WHAT IS ASKED. Starting at the line that contains "Enumerate the UI" and ending at the line that contains "Text: 11: 11 <box>759 311 772 321</box>", write out those lines of the entries again with every "FancyBboxPatch shape" renamed to "Rounded rectangle". Leave everything else unchanged and give only those lines.

RECORDS SUPPLIED.
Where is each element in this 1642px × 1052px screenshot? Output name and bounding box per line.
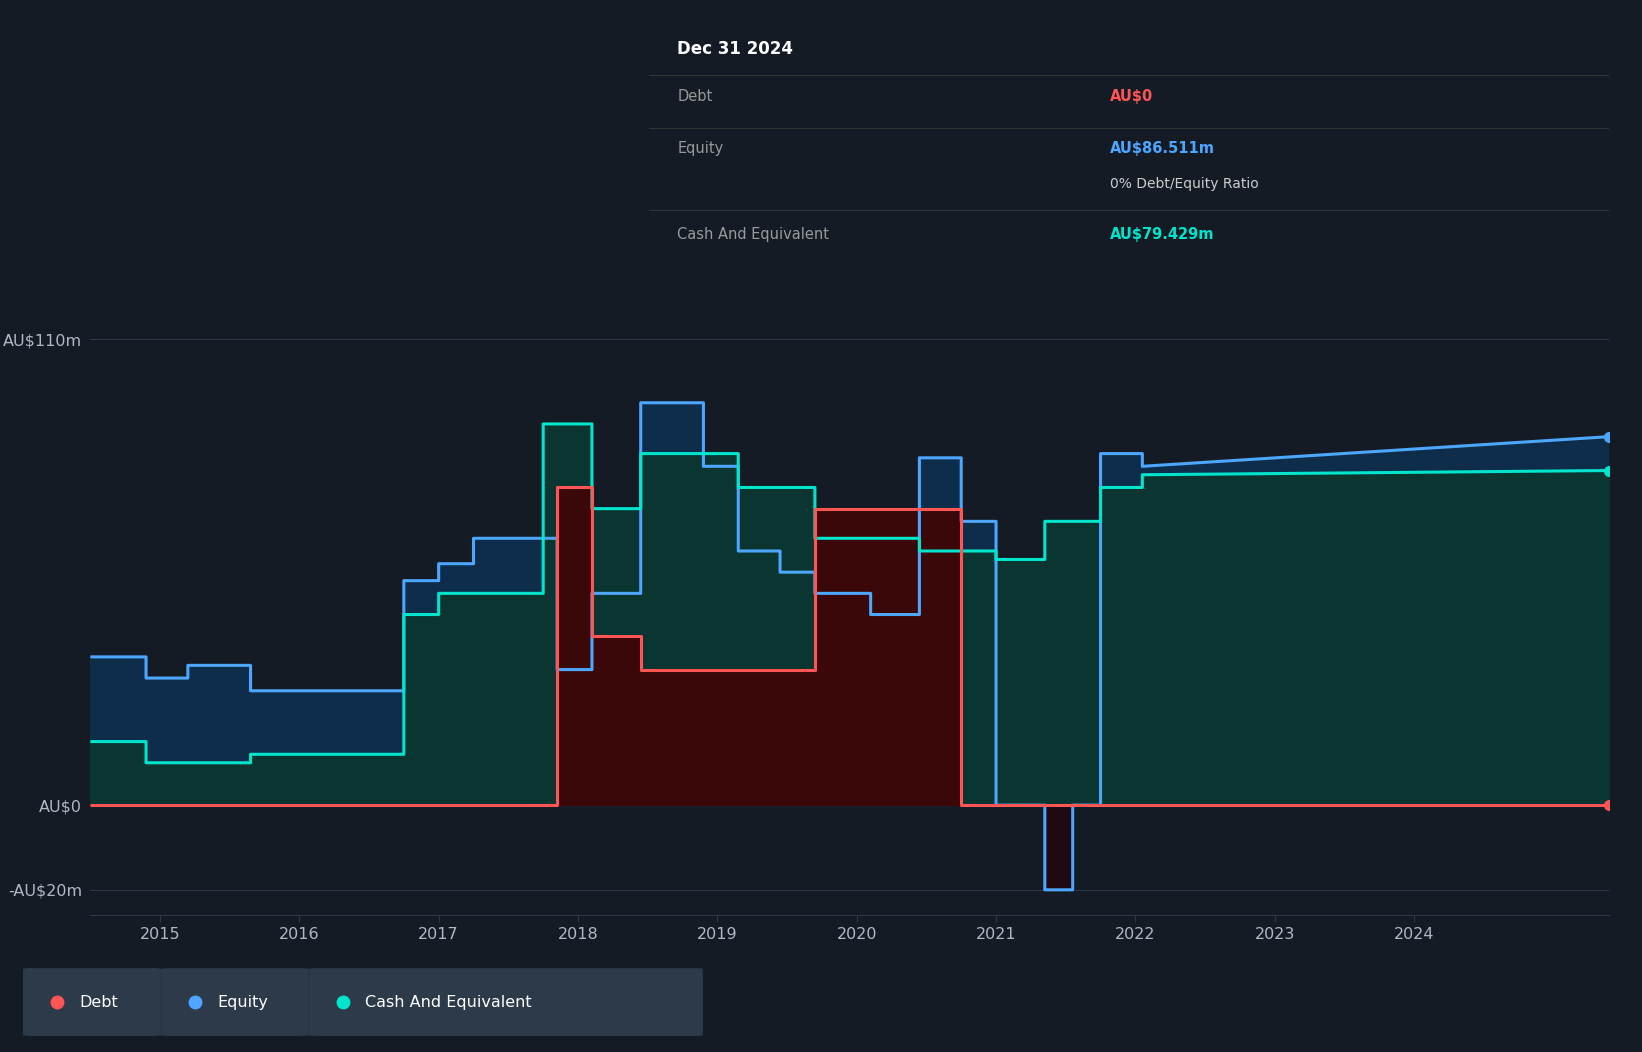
==
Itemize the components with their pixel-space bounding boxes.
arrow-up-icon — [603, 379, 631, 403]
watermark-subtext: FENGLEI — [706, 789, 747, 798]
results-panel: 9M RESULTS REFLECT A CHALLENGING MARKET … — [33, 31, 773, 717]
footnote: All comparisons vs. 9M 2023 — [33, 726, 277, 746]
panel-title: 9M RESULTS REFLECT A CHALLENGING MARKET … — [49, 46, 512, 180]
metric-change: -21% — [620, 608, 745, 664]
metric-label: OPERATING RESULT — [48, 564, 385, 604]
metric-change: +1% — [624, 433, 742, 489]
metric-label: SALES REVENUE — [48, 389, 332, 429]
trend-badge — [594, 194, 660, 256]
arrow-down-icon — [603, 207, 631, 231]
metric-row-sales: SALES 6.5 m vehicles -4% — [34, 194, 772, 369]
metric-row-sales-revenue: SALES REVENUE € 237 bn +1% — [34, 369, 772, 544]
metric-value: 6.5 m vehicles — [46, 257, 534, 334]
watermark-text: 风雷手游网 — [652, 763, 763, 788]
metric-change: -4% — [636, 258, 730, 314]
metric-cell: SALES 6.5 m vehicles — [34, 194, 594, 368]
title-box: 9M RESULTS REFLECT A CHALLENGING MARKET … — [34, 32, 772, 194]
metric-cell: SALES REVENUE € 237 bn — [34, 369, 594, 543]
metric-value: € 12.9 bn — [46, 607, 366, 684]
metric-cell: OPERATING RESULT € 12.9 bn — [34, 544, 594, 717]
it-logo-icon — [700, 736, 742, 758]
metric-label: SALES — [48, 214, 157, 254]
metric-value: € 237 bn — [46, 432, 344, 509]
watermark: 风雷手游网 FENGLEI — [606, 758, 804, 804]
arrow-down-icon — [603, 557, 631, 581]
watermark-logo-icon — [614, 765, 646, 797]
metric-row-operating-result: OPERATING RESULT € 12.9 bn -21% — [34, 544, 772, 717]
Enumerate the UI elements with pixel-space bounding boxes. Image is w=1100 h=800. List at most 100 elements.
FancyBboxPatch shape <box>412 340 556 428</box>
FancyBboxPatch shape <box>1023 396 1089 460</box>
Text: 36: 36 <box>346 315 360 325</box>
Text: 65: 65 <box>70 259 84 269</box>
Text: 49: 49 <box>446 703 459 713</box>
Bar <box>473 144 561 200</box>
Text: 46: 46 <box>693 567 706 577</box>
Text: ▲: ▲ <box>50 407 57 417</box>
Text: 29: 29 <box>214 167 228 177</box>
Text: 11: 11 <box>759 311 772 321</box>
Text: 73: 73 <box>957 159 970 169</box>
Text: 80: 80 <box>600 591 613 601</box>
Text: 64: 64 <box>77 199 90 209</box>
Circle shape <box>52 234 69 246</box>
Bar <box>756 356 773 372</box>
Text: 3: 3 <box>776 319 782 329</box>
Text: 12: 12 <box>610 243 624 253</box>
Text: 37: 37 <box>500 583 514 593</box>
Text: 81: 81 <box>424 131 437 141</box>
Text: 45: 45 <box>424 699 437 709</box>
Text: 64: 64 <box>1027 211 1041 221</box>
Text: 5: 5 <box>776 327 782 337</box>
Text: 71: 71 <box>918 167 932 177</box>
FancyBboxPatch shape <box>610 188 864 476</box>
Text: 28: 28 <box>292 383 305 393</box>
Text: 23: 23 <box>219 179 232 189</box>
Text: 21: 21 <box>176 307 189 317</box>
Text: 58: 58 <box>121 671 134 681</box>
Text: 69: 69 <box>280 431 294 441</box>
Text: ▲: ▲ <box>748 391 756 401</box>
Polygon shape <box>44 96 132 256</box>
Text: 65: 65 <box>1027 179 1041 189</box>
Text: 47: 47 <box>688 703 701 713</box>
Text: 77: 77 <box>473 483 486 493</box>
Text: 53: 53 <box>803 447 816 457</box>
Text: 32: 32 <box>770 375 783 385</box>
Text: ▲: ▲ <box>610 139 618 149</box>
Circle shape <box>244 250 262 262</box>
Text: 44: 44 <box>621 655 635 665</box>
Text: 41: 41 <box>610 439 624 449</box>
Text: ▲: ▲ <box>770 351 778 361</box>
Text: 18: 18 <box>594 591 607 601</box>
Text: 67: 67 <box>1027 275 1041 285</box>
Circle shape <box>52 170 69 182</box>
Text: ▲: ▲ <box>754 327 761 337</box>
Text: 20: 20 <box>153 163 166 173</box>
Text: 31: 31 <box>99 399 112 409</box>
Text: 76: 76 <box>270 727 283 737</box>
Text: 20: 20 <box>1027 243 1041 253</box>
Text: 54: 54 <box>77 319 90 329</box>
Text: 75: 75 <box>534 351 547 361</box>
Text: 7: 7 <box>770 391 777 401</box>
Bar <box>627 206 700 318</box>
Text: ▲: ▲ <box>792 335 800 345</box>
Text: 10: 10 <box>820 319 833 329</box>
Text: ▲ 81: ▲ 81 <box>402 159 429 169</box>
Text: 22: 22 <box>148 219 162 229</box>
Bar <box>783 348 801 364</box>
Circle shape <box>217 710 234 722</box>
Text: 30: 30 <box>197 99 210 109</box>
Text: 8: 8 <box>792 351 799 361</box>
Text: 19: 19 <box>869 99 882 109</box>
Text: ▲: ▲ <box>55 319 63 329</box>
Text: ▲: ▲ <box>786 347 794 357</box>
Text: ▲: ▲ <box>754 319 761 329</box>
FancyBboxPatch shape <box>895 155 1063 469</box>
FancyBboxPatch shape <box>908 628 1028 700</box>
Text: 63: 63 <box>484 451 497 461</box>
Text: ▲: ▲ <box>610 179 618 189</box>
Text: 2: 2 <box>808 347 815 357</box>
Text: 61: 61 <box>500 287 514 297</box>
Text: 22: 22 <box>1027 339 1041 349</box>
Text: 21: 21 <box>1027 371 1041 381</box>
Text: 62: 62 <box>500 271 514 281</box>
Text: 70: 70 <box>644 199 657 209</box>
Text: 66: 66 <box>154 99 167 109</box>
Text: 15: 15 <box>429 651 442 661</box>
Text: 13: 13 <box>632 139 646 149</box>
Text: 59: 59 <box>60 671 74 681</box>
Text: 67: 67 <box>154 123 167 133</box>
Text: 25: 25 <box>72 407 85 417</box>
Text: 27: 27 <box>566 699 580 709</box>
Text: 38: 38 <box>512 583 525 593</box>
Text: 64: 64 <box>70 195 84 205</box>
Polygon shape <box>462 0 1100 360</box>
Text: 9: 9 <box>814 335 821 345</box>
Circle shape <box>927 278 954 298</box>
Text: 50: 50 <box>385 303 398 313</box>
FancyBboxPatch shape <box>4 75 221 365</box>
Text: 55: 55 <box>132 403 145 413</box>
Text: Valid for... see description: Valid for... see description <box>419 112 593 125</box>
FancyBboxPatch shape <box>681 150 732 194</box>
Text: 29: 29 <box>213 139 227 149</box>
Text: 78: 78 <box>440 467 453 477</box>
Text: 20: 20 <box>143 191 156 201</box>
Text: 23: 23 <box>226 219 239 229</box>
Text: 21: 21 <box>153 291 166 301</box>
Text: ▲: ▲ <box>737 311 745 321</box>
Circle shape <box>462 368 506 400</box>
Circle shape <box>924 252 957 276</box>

RESULT.
Enumerate the UI elements with pixel-space bounding boxes. Image is w=1100 h=800. List at most 100 elements.
Rounded rectangle <box>412 340 556 428</box>
Rounded rectangle <box>1023 396 1089 460</box>
Text: 36: 36 <box>346 315 360 325</box>
Text: 65: 65 <box>70 259 84 269</box>
Text: 49: 49 <box>446 703 459 713</box>
Bar <box>473 144 561 200</box>
Text: 46: 46 <box>693 567 706 577</box>
Text: ▲: ▲ <box>50 407 57 417</box>
Text: 29: 29 <box>214 167 228 177</box>
Text: 11: 11 <box>759 311 772 321</box>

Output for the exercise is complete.